= Short exercise =
Write out the listing exactly as it is given.

--- Provided information ---

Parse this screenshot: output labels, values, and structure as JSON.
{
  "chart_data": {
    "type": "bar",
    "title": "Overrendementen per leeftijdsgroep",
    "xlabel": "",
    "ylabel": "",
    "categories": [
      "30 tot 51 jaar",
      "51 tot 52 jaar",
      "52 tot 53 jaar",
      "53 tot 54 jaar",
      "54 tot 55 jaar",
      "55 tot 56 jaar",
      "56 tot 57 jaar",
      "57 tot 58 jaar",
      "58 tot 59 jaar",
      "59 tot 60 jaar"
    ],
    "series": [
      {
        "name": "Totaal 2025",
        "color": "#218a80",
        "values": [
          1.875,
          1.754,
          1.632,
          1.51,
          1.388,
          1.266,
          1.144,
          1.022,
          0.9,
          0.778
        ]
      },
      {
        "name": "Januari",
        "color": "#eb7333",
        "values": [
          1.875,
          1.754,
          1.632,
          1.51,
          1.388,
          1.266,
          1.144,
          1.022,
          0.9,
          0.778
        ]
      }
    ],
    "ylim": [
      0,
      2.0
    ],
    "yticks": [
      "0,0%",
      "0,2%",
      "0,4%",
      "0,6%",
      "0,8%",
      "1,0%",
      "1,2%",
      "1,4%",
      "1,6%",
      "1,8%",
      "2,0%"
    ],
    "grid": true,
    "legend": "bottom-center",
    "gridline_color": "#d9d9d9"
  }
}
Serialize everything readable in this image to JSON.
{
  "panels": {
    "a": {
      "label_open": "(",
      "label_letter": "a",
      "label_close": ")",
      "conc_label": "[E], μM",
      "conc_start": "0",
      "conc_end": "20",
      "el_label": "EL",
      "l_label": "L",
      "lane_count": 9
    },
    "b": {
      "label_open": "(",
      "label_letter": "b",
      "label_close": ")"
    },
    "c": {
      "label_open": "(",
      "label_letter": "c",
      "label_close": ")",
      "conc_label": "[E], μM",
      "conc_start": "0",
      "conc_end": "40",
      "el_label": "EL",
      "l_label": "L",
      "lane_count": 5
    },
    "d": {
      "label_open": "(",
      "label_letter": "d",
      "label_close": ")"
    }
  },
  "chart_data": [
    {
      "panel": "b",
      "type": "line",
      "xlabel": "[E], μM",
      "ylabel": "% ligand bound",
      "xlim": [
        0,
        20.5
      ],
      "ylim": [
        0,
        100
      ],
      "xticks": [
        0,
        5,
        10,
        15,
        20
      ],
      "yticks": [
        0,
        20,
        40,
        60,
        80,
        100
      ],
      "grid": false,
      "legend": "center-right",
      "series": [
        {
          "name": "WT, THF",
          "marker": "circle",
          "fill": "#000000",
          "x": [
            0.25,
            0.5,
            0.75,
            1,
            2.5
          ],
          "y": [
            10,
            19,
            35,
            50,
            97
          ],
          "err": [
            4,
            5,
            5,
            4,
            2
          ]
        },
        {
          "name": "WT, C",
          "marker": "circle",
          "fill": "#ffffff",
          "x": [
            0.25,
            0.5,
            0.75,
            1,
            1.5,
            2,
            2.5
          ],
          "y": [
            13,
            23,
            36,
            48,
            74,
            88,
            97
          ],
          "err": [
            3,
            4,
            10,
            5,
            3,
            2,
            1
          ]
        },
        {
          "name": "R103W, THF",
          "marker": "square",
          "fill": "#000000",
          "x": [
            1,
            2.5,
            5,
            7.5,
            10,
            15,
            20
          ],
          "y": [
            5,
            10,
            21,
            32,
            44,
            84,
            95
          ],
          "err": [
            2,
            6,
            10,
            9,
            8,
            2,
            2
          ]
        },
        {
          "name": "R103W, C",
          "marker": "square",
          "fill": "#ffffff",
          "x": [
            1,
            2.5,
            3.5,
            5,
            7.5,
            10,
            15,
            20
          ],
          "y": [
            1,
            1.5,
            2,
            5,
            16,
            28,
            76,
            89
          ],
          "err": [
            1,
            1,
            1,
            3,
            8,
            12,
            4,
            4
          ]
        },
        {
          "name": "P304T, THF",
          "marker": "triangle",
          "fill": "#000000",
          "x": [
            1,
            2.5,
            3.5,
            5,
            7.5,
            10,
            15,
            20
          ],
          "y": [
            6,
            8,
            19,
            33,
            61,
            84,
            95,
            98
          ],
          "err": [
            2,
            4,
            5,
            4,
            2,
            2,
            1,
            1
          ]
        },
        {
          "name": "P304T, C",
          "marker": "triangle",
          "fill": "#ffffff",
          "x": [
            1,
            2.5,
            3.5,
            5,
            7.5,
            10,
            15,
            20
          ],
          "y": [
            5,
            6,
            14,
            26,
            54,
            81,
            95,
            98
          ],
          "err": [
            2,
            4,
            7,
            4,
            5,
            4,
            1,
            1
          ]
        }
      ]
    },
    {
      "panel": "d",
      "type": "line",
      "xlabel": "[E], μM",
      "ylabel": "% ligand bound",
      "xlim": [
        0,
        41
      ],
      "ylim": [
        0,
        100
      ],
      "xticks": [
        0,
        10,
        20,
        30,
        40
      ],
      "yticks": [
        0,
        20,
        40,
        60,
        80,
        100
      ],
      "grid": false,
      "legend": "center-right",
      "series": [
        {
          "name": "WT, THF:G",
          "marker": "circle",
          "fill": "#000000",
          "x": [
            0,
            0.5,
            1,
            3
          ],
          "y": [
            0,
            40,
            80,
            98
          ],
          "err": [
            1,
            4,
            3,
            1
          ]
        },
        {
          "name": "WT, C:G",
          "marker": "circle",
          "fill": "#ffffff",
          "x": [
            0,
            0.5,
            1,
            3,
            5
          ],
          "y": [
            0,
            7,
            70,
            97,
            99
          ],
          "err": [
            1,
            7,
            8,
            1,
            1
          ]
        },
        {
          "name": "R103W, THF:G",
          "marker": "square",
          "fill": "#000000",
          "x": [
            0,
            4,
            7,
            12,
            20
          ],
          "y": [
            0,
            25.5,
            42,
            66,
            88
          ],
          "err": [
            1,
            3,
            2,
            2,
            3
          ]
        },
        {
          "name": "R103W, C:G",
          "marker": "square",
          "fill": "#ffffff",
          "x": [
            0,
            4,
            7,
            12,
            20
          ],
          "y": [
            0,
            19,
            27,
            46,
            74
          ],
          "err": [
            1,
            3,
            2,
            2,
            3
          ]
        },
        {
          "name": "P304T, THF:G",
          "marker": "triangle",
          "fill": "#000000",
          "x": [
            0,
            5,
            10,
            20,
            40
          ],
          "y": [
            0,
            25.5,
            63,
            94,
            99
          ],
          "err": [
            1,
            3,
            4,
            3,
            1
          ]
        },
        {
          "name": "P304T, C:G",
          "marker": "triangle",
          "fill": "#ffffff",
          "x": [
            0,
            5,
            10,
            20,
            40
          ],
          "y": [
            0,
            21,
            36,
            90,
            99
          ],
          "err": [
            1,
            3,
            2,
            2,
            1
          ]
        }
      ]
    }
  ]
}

---

= Exercise result =
Parse this screenshot: output labels, values, and structure as JSON.
{
  "chart_data": {
    "type": "bar",
    "title": "Overrendementen per leeftijdsgroep",
    "xlabel": "",
    "ylabel": "",
    "categories": [
      "30 tot 51 jaar",
      "51 tot 52 jaar",
      "52 tot 53 jaar",
      "53 tot 54 jaar",
      "54 tot 55 jaar",
      "55 tot 56 jaar",
      "56 tot 57 jaar",
      "57 tot 58 jaar",
      "58 tot 59 jaar",
      "59 tot 60 jaar"
    ],
    "series": [
      {
        "name": "Totaal 2025",
        "color": "#218a80",
        "values": [
          1.875,
          1.754,
          1.632,
          1.51,
          1.388,
          1.266,
          1.144,
          1.022,
          0.9,
          0.778
        ]
      },
      {
        "name": "Januari",
        "color": "#eb7333",
        "values": [
          1.875,
          1.754,
          1.632,
          1.51,
          1.388,
          1.266,
          1.144,
          1.022,
          0.9,
          0.778
        ]
      }
    ],
    "ylim": [
      0,
      2.0
    ],
    "yticks": [
      "0,0%",
      "0,2%",
      "0,4%",
      "0,6%",
      "0,8%",
      "1,0%",
      "1,2%",
      "1,4%",
      "1,6%",
      "1,8%",
      "2,0%"
    ],
    "grid": true,
    "legend": "bottom-center",
    "gridline_color": "#d9d9d9"
  }
}
Serialize everything readable in this image to JSON.
{
  "panels": {
    "a": {
      "label_open": "(",
      "label_letter": "a",
      "label_close": ")",
      "conc_label": "[E], μM",
      "conc_start": "0",
      "conc_end": "20",
      "el_label": "EL",
      "l_label": "L",
      "lane_count": 9
    },
    "b": {
      "label_open": "(",
      "label_letter": "b",
      "label_close": ")"
    },
    "c": {
      "label_open": "(",
      "label_letter": "c",
      "label_close": ")",
      "conc_label": "[E], μM",
      "conc_start": "0",
      "conc_end": "40",
      "el_label": "EL",
      "l_label": "L",
      "lane_count": 5
    },
    "d": {
      "label_open": "(",
      "label_letter": "d",
      "label_close": ")"
    }
  },
  "chart_data": [
    {
      "panel": "b",
      "type": "line",
      "xlabel": "[E], μM",
      "ylabel": "% ligand bound",
      "xlim": [
        0,
        20.5
      ],
      "ylim": [
        0,
        100
      ],
      "xticks": [
        0,
        5,
        10,
        15,
        20
      ],
      "yticks": [
        0,
        20,
        40,
        60,
        80,
        100
      ],
      "grid": false,
      "legend": "center-right",
      "series": [
        {
          "name": "WT, THF",
          "marker": "circle",
          "fill": "#000000",
          "x": [
            0.25,
            0.5,
            0.75,
            1,
            2.5
          ],
          "y": [
            10,
            19,
            35,
            50,
            97
          ],
          "err": [
            4,
            5,
            5,
            4,
            2
          ]
        },
        {
          "name": "WT, C",
          "marker": "circle",
          "fill": "#ffffff",
          "x": [
            0.25,
            0.5,
            0.75,
            1,
            1.5,
            2,
            2.5
          ],
          "y": [
            13,
            23,
            36,
            48,
            74,
            88,
            97
          ],
          "err": [
            3,
            4,
            10,
            5,
            3,
            2,
            1
          ]
        },
        {
          "name": "R103W, THF",
          "marker": "square",
          "fill": "#000000",
          "x": [
            1,
            2.5,
            5,
            7.5,
            10,
            15,
            20
          ],
          "y": [
            5,
            10,
            21,
            32,
            44,
            84,
            95
          ],
          "err": [
            2,
            6,
            10,
            9,
            8,
            2,
            2
          ]
        },
        {
          "name": "R103W, C",
          "marker": "square",
          "fill": "#ffffff",
          "x": [
            1,
            2.5,
            3.5,
            5,
            7.5,
            10,
            15,
            20
          ],
          "y": [
            1,
            1.5,
            2,
            5,
            16,
            28,
            76,
            89
          ],
          "err": [
            1,
            1,
            1,
            3,
            8,
            12,
            4,
            4
          ]
        },
        {
          "name": "P304T, THF",
          "marker": "triangle",
          "fill": "#000000",
          "x": [
            1,
            2.5,
            3.5,
            5,
            7.5,
            10,
            15,
            20
          ],
          "y": [
            6,
            8,
            19,
            33,
            61,
            84,
            95,
            98
          ],
          "err": [
            2,
            4,
            5,
            4,
            2,
            2,
            1,
            1
          ]
        },
        {
          "name": "P304T, C",
          "marker": "triangle",
          "fill": "#ffffff",
          "x": [
            1,
            2.5,
            3.5,
            5,
            7.5,
            10,
            15,
            20
          ],
          "y": [
            5,
            6,
            14,
            26,
            54,
            81,
            95,
            98
          ],
          "err": [
            2,
            4,
            7,
            4,
            5,
            4,
            1,
            1
          ]
        }
      ]
    },
    {
      "panel": "d",
      "type": "line",
      "xlabel": "[E], μM",
      "ylabel": "% ligand bound",
      "xlim": [
        0,
        41
      ],
      "ylim": [
        0,
        100
      ],
      "xticks": [
        0,
        10,
        20,
        30,
        40
      ],
      "yticks": [
        0,
        20,
        40,
        60,
        80,
        100
      ],
      "grid": false,
      "legend": "center-right",
      "series": [
        {
          "name": "WT, THF:G",
          "marker": "circle",
          "fill": "#000000",
          "x": [
            0,
            0.5,
            1,
            3
          ],
          "y": [
            0,
            40,
            80,
            98
          ],
          "err": [
            1,
            4,
            3,
            1
          ]
        },
        {
          "name": "WT, C:G",
          "marker": "circle",
          "fill": "#ffffff",
          "x": [
            0,
            0.5,
            1,
            3,
            5
          ],
          "y": [
            0,
            7,
            70,
            97,
            99
          ],
          "err": [
            1,
            7,
            8,
            1,
            1
          ]
        },
        {
          "name": "R103W, THF:G",
          "marker": "square",
          "fill": "#000000",
          "x": [
            0,
            4,
            7,
            12,
            20
          ],
          "y": [
            0,
            25.5,
            42,
            66,
            88
          ],
          "err": [
            1,
            3,
            2,
            2,
            3
          ]
        },
        {
          "name": "R103W, C:G",
          "marker": "square",
          "fill": "#ffffff",
          "x": [
            0,
            4,
            7,
            12,
            20
          ],
          "y": [
            0,
            19,
            27,
            46,
            74
          ],
          "err": [
            1,
            3,
            2,
            2,
            3
          ]
        },
        {
          "name": "P304T, THF:G",
          "marker": "triangle",
          "fill": "#000000",
          "x": [
            0,
            5,
            10,
            20,
            40
          ],
          "y": [
            0,
            25.5,
            63,
            94,
            99
          ],
          "err": [
            1,
            3,
            4,
            3,
            1
          ]
        },
        {
          "name": "P304T, C:G",
          "marker": "triangle",
          "fill": "#ffffff",
          "x": [
            0,
            5,
            10,
            20,
            40
          ],
          "y": [
            0,
            21,
            36,
            90,
            99
          ],
          "err": [
            1,
            3,
            2,
            2,
            1
          ]
        }
      ]
    }
  ]
}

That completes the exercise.